_STATED PROBLEM:_
An exact copy of every record is needed.

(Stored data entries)
------------------------------------
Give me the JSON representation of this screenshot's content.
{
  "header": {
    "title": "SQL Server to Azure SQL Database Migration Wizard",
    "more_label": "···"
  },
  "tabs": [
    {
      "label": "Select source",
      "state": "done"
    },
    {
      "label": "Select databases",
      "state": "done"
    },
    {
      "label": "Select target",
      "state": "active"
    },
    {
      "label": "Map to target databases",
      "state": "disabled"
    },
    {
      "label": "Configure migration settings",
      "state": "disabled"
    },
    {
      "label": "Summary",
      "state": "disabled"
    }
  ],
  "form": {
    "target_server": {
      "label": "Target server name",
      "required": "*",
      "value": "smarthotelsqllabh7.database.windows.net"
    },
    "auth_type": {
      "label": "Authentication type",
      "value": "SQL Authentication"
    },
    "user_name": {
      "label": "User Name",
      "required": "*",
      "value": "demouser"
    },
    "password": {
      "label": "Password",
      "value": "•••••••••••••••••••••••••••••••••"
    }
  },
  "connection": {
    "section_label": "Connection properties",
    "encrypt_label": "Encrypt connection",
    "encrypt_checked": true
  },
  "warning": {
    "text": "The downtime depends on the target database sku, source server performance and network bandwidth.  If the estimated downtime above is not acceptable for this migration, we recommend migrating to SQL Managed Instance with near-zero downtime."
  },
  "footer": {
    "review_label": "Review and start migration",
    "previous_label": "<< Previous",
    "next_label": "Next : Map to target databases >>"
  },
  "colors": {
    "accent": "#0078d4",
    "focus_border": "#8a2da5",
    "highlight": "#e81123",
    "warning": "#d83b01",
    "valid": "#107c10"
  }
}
------------------------------------
_TASK RESULT:_
Give me the JSON representation of this screenshot's content.
{
  "header": {
    "title": "SQL Server to Azure SQL Database Migration Wizard",
    "more_label": "···"
  },
  "tabs": [
    {
      "label": "Select source",
      "state": "done"
    },
    {
      "label": "Select databases",
      "state": "done"
    },
    {
      "label": "Select target",
      "state": "active"
    },
    {
      "label": "Map to target databases",
      "state": "disabled"
    },
    {
      "label": "Configure migration settings",
      "state": "disabled"
    },
    {
      "label": "Summary",
      "state": "disabled"
    }
  ],
  "form": {
    "target_server": {
      "label": "Target server name",
      "required": "*",
      "value": "smarthotelsqllabh7.database.windows.net"
    },
    "auth_type": {
      "label": "Authentication type",
      "value": "SQL Authentication"
    },
    "user_name": {
      "label": "User Name",
      "required": "*",
      "value": "demouser"
    },
    "password": {
      "label": "Password",
      "value": "•••••••••••••••••••••••••••••••••"
    }
  },
  "connection": {
    "section_label": "Connection properties",
    "encrypt_label": "Encrypt connection",
    "encrypt_checked": true
  },
  "warning": {
    "text": "The downtime depends on the target database sku, source server performance and network bandwidth.  If the estimated downtime above is not acceptable for this migration, we recommend migrating to SQL Managed Instance with near-zero downtime."
  },
  "footer": {
    "review_label": "Review and start migration",
    "previous_label": "<< Previous",
    "next_label": "Next : Map to target databases >>"
  },
  "colors": {
    "accent": "#0078d4",
    "focus_border": "#8a2da5",
    "highlight": "#e81123",
    "warning": "#d83b01",
    "valid": "#107c10"
  }
}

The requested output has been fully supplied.